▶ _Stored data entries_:
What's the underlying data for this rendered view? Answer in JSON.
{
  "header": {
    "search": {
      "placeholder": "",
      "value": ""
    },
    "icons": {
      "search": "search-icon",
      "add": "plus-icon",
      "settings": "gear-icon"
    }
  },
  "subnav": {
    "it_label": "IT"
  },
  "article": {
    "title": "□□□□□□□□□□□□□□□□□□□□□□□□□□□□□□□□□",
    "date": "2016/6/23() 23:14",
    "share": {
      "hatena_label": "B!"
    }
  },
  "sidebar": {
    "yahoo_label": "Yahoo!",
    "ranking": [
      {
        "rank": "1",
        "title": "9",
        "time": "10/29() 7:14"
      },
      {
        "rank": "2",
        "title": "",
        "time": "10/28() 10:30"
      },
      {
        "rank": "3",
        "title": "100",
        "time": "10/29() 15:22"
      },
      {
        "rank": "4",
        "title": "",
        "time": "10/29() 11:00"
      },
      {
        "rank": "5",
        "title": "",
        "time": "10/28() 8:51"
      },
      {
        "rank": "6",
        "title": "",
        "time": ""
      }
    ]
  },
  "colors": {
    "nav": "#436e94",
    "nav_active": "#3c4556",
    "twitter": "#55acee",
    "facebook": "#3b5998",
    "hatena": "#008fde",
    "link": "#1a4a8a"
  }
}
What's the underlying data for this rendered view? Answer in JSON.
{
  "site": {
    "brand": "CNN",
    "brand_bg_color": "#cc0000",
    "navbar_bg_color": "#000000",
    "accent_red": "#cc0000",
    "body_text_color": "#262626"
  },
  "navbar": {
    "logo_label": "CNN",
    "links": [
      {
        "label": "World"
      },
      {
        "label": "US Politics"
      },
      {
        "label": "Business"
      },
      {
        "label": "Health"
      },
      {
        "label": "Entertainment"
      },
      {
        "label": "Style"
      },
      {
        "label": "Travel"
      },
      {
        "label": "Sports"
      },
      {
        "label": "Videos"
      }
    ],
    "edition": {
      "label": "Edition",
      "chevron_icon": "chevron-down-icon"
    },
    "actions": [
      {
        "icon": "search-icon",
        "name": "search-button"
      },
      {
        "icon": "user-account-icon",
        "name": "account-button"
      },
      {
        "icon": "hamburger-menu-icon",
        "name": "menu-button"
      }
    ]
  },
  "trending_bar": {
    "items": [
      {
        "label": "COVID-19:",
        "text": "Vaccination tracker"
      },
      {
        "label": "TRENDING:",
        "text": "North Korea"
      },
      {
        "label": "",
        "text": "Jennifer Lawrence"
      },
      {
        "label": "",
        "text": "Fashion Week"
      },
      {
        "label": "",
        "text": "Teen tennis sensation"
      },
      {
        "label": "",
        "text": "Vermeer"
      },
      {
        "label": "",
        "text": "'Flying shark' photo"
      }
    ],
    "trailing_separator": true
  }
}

▶ _TASK OBJECTIVE_: Write out the records shown above, exactly as they appear.

▶ _REPLY_:
What's the underlying data for this rendered view? Answer in JSON.
{
  "header": {
    "search": {
      "placeholder": "",
      "value": ""
    },
    "icons": {
      "search": "search-icon",
      "add": "plus-icon",
      "settings": "gear-icon"
    }
  },
  "subnav": {
    "it_label": "IT"
  },
  "article": {
    "title": "□□□□□□□□□□□□□□□□□□□□□□□□□□□□□□□□□",
    "date": "2016/6/23() 23:14",
    "share": {
      "hatena_label": "B!"
    }
  },
  "sidebar": {
    "yahoo_label": "Yahoo!",
    "ranking": [
      {
        "rank": "1",
        "title": "9",
        "time": "10/29() 7:14"
      },
      {
        "rank": "2",
        "title": "",
        "time": "10/28() 10:30"
      },
      {
        "rank": "3",
        "title": "100",
        "time": "10/29() 15:22"
      },
      {
        "rank": "4",
        "title": "",
        "time": "10/29() 11:00"
      },
      {
        "rank": "5",
        "title": "",
        "time": "10/28() 8:51"
      },
      {
        "rank": "6",
        "title": "",
        "time": ""
      }
    ]
  },
  "colors": {
    "nav": "#436e94",
    "nav_active": "#3c4556",
    "twitter": "#55acee",
    "facebook": "#3b5998",
    "hatena": "#008fde",
    "link": "#1a4a8a"
  }
}
What's the underlying data for this rendered view? Answer in JSON.
{
  "site": {
    "brand": "CNN",
    "brand_bg_color": "#cc0000",
    "navbar_bg_color": "#000000",
    "accent_red": "#cc0000",
    "body_text_color": "#262626"
  },
  "navbar": {
    "logo_label": "CNN",
    "links": [
      {
        "label": "World"
      },
      {
        "label": "US Politics"
      },
      {
        "label": "Business"
      },
      {
        "label": "Health"
      },
      {
        "label": "Entertainment"
      },
      {
        "label": "Style"
      },
      {
        "label": "Travel"
      },
      {
        "label": "Sports"
      },
      {
        "label": "Videos"
      }
    ],
    "edition": {
      "label": "Edition",
      "chevron_icon": "chevron-down-icon"
    },
    "actions": [
      {
        "icon": "search-icon",
        "name": "search-button"
      },
      {
        "icon": "user-account-icon",
        "name": "account-button"
      },
      {
        "icon": "hamburger-menu-icon",
        "name": "menu-button"
      }
    ]
  },
  "trending_bar": {
    "items": [
      {
        "label": "COVID-19:",
        "text": "Vaccination tracker"
      },
      {
        "label": "TRENDING:",
        "text": "North Korea"
      },
      {
        "label": "",
        "text": "Jennifer Lawrence"
      },
      {
        "label": "",
        "text": "Fashion Week"
      },
      {
        "label": "",
        "text": "Teen tennis sensation"
      },
      {
        "label": "",
        "text": "Vermeer"
      },
      {
        "label": "",
        "text": "'Flying shark' photo"
      }
    ],
    "trailing_separator": true
  }
}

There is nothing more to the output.